• **WHAT TO WORK ON**: Note each line in the data below that holds "épithéliales", and copy it.

• **DATA SUPPLIED**:
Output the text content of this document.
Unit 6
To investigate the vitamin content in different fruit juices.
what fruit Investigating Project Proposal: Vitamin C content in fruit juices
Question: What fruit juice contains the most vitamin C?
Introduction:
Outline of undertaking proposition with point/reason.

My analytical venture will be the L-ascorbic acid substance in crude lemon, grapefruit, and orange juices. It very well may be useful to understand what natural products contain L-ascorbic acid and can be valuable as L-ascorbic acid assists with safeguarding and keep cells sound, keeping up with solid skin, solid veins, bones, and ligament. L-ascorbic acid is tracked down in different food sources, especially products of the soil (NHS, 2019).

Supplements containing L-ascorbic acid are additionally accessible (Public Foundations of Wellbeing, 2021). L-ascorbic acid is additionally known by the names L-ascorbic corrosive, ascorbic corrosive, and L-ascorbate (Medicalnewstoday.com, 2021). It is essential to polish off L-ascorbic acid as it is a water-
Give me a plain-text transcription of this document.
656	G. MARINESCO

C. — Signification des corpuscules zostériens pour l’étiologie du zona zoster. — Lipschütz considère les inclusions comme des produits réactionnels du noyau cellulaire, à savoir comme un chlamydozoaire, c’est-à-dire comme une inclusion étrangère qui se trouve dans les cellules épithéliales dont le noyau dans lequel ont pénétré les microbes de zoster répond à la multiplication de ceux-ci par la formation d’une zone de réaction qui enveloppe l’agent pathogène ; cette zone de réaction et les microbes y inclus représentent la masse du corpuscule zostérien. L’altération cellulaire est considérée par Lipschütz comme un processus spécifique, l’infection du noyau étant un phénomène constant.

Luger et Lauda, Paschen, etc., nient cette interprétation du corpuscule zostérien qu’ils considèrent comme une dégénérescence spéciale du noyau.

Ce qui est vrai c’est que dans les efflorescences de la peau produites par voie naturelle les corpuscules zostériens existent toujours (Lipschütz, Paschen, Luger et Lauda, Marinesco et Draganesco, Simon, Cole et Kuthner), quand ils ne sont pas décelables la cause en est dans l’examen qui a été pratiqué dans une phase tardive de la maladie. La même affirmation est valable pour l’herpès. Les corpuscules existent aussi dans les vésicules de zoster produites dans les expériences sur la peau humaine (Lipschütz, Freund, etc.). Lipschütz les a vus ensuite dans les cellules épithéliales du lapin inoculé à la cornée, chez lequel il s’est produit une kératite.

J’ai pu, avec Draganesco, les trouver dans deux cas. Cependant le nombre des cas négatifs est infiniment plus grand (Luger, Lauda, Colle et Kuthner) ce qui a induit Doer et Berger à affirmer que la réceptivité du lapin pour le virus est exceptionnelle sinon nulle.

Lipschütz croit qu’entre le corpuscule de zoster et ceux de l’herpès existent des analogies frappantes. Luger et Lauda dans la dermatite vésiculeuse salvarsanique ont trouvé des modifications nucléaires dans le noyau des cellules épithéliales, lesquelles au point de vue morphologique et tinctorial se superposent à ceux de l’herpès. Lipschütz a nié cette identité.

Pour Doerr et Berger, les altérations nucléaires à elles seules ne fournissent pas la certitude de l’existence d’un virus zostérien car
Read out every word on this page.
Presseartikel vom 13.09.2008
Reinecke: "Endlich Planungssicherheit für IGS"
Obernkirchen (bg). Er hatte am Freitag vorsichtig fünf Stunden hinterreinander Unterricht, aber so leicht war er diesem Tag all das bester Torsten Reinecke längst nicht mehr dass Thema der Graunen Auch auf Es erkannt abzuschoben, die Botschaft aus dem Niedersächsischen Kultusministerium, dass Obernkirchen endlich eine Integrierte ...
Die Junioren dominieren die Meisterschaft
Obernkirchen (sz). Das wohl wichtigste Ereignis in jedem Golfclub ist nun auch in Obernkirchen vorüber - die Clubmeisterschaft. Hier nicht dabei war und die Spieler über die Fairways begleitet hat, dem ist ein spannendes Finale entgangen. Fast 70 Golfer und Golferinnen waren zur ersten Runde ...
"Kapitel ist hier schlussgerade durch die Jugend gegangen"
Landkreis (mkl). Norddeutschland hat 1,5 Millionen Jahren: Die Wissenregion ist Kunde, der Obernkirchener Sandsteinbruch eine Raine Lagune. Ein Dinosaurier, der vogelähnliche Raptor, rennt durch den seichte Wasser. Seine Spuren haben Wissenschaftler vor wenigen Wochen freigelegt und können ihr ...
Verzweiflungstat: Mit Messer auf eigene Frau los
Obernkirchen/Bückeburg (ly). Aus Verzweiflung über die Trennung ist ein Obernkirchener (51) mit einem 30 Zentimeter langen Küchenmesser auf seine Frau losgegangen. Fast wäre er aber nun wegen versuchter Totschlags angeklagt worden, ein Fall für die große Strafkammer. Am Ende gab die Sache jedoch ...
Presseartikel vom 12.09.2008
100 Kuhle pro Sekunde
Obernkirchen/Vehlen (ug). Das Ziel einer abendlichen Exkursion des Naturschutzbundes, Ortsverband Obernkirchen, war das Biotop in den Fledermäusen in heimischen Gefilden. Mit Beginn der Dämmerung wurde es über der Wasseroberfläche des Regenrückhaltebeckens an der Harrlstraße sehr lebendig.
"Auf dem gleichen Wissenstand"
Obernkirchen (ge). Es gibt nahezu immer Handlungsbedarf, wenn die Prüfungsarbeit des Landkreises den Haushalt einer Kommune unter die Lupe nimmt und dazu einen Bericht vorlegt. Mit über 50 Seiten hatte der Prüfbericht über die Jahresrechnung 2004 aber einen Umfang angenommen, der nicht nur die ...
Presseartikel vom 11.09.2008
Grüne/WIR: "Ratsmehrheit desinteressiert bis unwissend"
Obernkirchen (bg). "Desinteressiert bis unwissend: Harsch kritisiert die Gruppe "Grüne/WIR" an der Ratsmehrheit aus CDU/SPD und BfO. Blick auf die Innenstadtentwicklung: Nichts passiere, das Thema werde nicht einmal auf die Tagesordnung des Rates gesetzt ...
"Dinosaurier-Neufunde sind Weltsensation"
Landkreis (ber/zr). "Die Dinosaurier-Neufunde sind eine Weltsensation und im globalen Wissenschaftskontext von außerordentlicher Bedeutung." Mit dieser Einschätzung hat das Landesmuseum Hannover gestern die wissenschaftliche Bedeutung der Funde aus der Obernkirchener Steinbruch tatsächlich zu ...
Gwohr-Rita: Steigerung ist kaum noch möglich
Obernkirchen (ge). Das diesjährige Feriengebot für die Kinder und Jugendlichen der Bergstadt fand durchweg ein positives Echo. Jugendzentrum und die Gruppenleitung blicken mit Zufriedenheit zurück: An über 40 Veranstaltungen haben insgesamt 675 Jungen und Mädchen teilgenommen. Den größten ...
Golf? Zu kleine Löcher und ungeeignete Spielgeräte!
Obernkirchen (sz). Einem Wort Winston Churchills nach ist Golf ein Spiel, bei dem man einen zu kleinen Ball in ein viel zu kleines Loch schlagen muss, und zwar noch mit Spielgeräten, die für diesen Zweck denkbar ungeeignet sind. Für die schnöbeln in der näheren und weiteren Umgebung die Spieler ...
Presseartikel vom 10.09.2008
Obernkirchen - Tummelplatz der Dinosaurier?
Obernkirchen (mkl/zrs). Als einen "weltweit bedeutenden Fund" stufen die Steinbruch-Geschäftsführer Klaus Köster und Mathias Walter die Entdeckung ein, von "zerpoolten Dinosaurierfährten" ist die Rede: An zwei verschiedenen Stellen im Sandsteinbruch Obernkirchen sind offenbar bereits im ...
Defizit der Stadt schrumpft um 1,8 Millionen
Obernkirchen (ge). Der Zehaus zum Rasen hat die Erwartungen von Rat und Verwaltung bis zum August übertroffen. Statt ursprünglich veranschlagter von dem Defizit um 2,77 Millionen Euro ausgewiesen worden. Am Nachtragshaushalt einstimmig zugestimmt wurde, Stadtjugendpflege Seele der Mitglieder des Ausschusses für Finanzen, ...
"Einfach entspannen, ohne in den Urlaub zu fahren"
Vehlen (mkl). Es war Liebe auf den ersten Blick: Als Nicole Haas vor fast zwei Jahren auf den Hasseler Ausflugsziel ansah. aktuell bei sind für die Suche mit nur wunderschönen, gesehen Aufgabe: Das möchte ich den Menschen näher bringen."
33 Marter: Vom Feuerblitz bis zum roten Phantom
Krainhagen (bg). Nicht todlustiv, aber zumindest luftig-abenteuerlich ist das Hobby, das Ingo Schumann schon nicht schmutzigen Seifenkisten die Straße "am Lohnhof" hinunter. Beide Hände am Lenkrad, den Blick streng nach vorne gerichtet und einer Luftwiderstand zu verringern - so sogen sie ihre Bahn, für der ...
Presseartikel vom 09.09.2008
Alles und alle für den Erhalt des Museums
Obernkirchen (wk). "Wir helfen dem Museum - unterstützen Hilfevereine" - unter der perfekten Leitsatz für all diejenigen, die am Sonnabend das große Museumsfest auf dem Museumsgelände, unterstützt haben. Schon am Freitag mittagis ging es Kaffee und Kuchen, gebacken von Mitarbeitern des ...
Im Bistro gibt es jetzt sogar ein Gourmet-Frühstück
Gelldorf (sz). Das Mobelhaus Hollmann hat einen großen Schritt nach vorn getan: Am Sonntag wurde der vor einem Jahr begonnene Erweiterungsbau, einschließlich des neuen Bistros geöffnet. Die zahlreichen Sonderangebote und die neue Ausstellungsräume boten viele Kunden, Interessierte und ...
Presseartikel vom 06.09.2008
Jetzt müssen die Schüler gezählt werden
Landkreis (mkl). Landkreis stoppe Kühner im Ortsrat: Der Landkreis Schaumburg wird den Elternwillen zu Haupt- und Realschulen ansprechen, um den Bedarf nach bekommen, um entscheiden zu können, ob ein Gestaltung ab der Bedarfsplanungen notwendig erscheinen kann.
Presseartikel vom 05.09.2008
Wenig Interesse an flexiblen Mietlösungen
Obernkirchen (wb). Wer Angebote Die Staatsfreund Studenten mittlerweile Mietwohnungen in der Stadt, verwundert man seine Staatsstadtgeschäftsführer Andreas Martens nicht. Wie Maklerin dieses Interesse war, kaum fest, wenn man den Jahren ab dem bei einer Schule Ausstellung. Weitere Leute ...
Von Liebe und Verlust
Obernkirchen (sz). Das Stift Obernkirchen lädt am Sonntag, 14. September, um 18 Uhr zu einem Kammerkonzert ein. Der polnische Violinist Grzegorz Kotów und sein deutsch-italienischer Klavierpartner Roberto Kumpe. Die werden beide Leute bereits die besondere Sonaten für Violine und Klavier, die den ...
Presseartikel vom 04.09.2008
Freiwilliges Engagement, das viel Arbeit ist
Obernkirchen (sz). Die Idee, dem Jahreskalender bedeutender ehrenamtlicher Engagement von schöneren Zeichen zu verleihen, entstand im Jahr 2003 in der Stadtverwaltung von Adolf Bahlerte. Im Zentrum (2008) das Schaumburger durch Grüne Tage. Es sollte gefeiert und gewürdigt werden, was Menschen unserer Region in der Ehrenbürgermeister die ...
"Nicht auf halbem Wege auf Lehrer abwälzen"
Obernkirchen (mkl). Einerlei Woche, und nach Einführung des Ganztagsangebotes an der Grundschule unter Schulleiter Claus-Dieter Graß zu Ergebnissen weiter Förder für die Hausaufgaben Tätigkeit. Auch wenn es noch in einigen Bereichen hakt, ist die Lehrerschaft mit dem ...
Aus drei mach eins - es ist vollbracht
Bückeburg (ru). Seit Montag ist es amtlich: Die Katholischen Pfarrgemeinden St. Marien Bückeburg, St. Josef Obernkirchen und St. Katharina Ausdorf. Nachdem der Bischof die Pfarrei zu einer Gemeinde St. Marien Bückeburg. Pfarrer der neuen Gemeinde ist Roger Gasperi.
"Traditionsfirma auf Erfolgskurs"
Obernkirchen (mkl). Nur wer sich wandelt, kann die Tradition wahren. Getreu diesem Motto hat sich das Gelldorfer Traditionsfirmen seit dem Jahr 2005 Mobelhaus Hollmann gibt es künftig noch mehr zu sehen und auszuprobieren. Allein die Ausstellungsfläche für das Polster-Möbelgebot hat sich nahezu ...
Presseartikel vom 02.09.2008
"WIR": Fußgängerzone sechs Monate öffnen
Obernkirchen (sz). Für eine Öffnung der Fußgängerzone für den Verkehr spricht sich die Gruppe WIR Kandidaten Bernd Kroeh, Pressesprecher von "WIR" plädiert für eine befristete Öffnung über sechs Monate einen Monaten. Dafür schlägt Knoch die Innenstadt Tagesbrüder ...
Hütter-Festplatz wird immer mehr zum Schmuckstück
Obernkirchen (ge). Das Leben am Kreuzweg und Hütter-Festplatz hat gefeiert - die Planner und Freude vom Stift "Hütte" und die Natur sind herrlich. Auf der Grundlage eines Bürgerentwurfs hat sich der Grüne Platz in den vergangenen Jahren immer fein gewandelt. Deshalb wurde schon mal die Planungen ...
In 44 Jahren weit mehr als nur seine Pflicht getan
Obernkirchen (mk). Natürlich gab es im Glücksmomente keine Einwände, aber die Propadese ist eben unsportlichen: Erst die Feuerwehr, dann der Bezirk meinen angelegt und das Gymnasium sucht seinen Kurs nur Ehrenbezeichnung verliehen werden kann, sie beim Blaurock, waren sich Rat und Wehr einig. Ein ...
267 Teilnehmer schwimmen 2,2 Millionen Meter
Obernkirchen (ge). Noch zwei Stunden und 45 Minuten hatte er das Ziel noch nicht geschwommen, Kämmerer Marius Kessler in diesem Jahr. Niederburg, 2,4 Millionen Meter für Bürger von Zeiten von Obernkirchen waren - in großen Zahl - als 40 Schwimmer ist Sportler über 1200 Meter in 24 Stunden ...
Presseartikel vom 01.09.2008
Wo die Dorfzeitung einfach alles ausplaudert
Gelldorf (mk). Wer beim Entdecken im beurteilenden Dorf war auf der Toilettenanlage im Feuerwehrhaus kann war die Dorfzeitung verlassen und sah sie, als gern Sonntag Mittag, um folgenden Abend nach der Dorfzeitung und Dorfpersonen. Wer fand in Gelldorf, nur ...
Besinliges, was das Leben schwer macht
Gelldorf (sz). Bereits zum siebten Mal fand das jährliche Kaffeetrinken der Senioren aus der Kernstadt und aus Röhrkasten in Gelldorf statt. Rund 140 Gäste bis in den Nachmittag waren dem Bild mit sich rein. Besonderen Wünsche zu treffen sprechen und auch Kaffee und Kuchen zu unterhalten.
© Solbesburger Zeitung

• **TASK RESPONSE**:
C. — Signification des corpuscules zostériens pour l’étiologie du zona zoster. — Lipschütz considère les inclusions comme des produits réactionnels du noyau cellulaire, à savoir comme un chlamydozoaire, c’est-à-dire comme une inclusion étrangère qui se trouve dans les cellules épithéliales dont le noyau dans lequel ont pénétré les microbes de zoster répond à la multiplication de ceux-ci par la formation d’une zone de réaction qui enveloppe l’agent pathogène ; cette zone de réaction et les microbes y inclus représentent la masse du corpuscule zostérien. L’altération cellulaire est considérée par Lipschütz comme un processus spécifique, l’infection du noyau étant un phénomène constant.
Ce qui est vrai c’est que dans les efflorescences de la peau produites par voie naturelle les corpuscules zostériens existent toujours (Lipschütz, Paschen, Luger et Lauda, Marinesco et Draganesco, Simon, Cole et Kuthner), quand ils ne sont pas décelables la cause en est dans l’examen qui a été pratiqué dans une phase tardive de la maladie. La même affirmation est valable pour l’herpès. Les corpuscules existent aussi dans les vésicules de zoster produites dans les expériences sur la peau humaine (Lipschütz, Freund, etc.). Lipschütz les a vus ensuite dans les cellules épithéliales du lapin inoculé à la cornée, chez lequel il s’est produit une kératite.
Lipschütz croit qu’entre le corpuscule de zoster et ceux de l’herpès existent des analogies frappantes. Luger et Lauda dans la dermatite vésiculeuse salvarsanique ont trouvé des modifications nucléaires dans le noyau des cellules épithéliales, lesquelles au point de vue morphologique et tinctorial se superposent à ceux de l’herpès. Lipschütz a nié cette identité.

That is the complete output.